(Dataset entries)
--- START ---

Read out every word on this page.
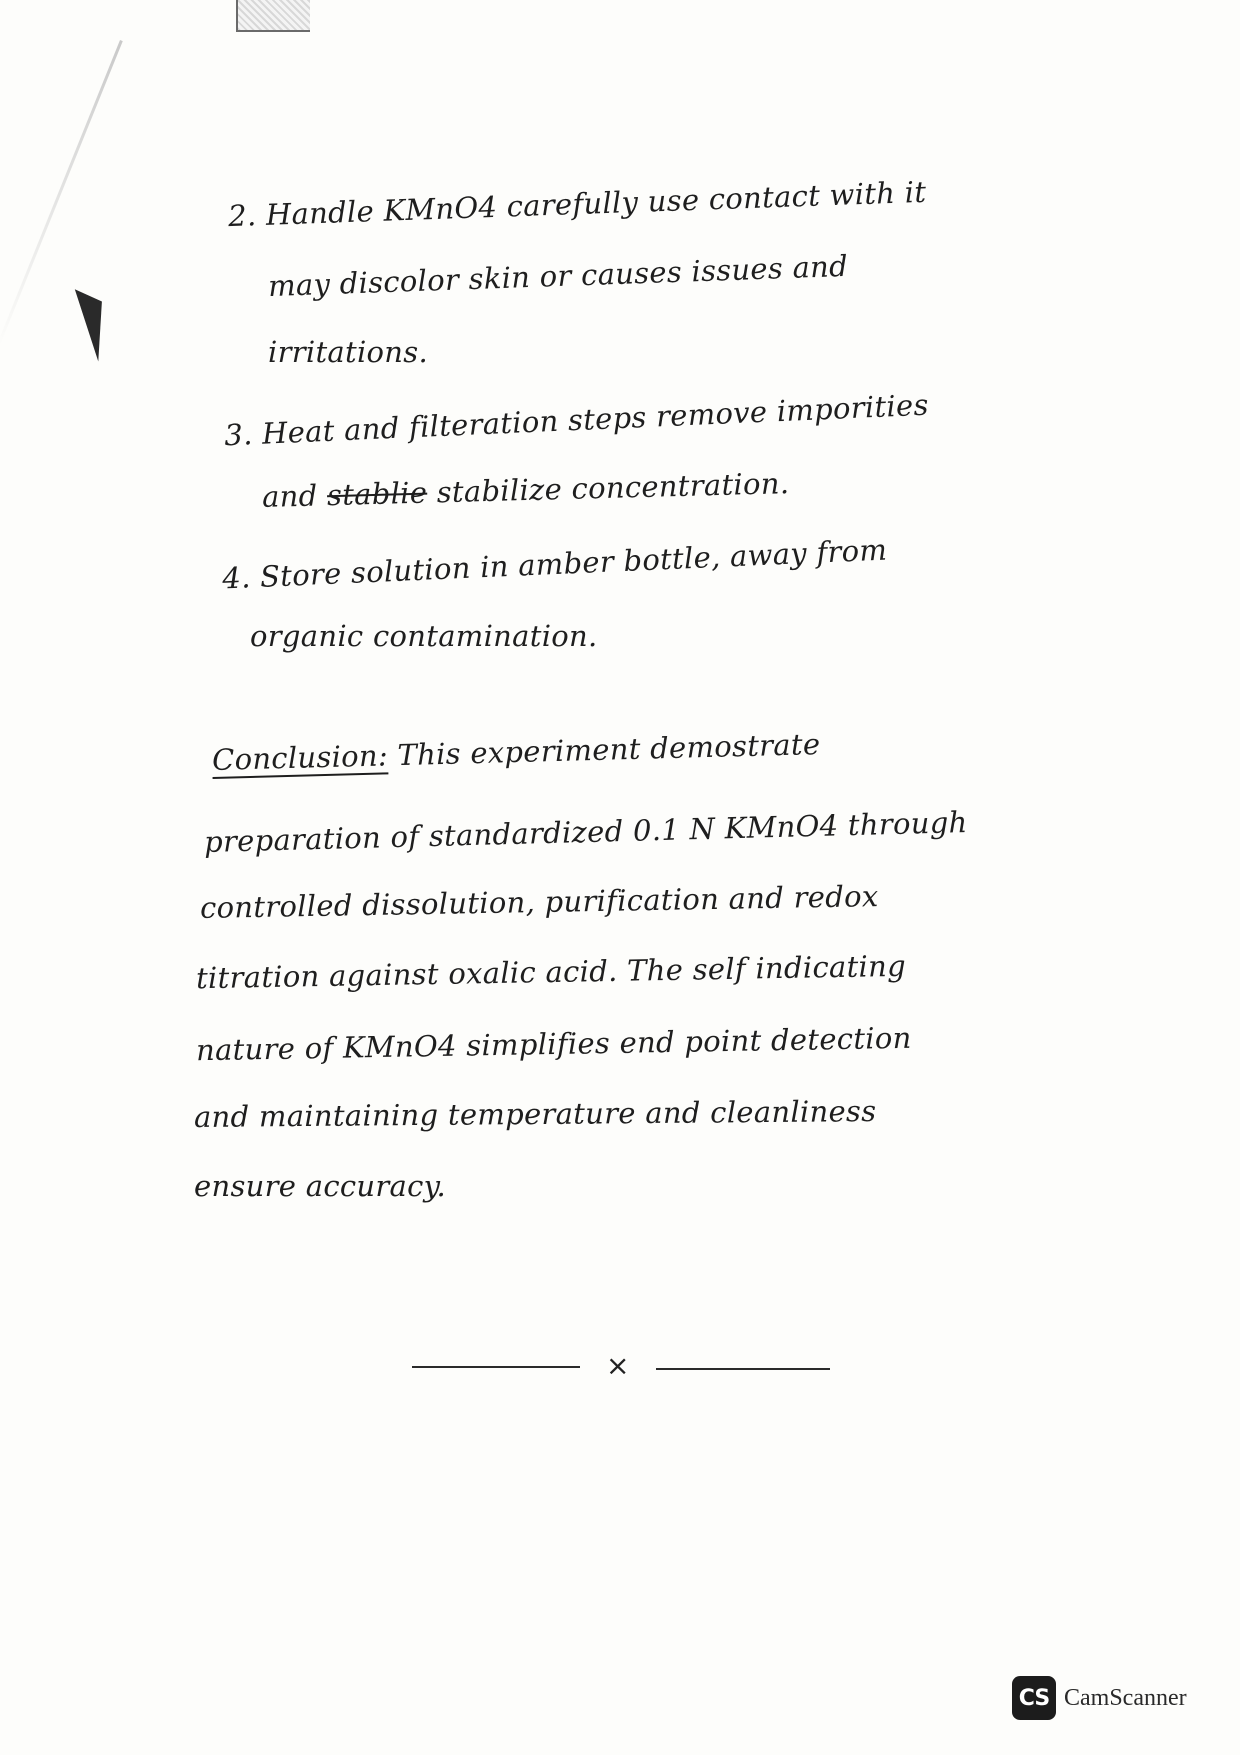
2. Handle KMnO4 carefully use contact with it

may discolor skin or causes issues and

irritations.

3. Heat and filteration steps remove imporities

and stablie stabilize concentration.

4. Store solution in amber bottle, away from

organic contamination.

Conclusion: This experiment demostrate

preparation of standardized 0.1 N KMnO4 through

controlled dissolution, purification and redox

titration against oxalic acid. The self indicating

nature of KMnO4 simplifies end point detection

and maintaining temperature and cleanliness

ensure accuracy.

×
CS CamScanner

--- END ---

What is asked
Every entry must be written out exactly, with all pictures left out.

Task response
Read out every word on this page.
2. Handle KMnO4 carefully use contact with it

may discolor skin or causes issues and

irritations.

3. Heat and filteration steps remove imporities

and stablie stabilize concentration.

4. Store solution in amber bottle, away from

organic contamination.

Conclusion: This experiment demostrate

preparation of standardized 0.1 N KMnO4 through

controlled dissolution, purification and redox

titration against oxalic acid. The self indicating

nature of KMnO4 simplifies end point detection

and maintaining temperature and cleanliness

ensure accuracy.

×
CS CamScanner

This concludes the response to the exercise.